[WRITTEN TASK] Please collect each line in the records below that contains the string "NearIR" and copy those lines in full. Case counts.

####

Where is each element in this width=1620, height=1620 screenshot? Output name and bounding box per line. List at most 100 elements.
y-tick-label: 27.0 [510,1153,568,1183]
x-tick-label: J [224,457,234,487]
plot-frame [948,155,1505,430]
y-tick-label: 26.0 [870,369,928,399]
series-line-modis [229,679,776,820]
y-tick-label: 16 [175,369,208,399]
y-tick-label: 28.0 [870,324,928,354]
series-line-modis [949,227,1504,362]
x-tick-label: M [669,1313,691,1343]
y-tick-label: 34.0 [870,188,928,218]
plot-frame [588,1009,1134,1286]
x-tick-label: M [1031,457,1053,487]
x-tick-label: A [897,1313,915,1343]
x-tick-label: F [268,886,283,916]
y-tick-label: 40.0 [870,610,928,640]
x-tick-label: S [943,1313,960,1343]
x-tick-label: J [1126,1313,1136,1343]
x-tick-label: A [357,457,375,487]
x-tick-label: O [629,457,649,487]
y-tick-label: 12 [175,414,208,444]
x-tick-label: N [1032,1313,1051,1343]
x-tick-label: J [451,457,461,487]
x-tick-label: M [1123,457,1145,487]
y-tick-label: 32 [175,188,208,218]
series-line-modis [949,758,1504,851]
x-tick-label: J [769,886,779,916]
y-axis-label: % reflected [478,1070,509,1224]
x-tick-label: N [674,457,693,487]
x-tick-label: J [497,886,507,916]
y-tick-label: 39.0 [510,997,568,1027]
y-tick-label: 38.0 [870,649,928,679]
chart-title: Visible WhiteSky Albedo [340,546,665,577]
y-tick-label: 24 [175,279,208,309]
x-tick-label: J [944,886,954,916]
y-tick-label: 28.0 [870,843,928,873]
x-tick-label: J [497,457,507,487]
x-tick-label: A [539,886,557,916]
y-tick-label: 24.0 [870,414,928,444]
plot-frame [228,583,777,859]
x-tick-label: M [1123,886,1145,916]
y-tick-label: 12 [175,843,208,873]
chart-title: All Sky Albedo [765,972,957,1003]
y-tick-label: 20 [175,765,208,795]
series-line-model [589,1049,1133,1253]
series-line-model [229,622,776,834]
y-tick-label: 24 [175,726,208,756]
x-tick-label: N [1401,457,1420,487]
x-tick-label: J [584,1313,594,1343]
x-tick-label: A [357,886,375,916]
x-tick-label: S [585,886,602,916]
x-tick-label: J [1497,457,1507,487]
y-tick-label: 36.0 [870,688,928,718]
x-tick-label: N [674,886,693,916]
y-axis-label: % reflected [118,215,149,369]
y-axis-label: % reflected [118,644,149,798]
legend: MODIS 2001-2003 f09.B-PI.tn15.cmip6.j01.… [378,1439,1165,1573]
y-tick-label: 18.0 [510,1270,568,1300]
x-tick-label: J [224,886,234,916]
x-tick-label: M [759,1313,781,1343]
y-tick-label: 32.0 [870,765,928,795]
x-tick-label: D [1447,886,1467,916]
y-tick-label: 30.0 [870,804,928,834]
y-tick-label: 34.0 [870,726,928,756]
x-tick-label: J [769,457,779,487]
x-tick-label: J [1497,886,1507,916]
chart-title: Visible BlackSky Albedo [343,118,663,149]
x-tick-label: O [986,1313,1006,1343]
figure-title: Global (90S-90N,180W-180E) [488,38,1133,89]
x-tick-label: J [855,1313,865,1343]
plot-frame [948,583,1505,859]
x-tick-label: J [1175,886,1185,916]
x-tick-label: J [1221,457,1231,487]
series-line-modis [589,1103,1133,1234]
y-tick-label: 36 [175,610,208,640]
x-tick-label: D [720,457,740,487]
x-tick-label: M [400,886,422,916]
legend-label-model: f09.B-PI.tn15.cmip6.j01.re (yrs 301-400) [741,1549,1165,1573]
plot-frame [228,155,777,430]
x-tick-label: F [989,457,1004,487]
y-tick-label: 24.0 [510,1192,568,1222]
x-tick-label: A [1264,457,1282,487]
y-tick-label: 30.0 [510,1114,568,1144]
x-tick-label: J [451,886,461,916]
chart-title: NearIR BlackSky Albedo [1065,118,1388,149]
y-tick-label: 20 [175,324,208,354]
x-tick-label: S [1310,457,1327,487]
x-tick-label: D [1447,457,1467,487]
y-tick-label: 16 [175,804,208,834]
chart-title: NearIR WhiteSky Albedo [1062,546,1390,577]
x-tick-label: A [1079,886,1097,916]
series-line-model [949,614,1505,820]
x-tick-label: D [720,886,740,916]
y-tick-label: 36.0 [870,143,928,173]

####

[THE COMPLETED TASK]
chart-title: NearIR BlackSky Albedo [1065,118,1388,149]
chart-title: NearIR WhiteSky Albedo [1062,546,1390,577]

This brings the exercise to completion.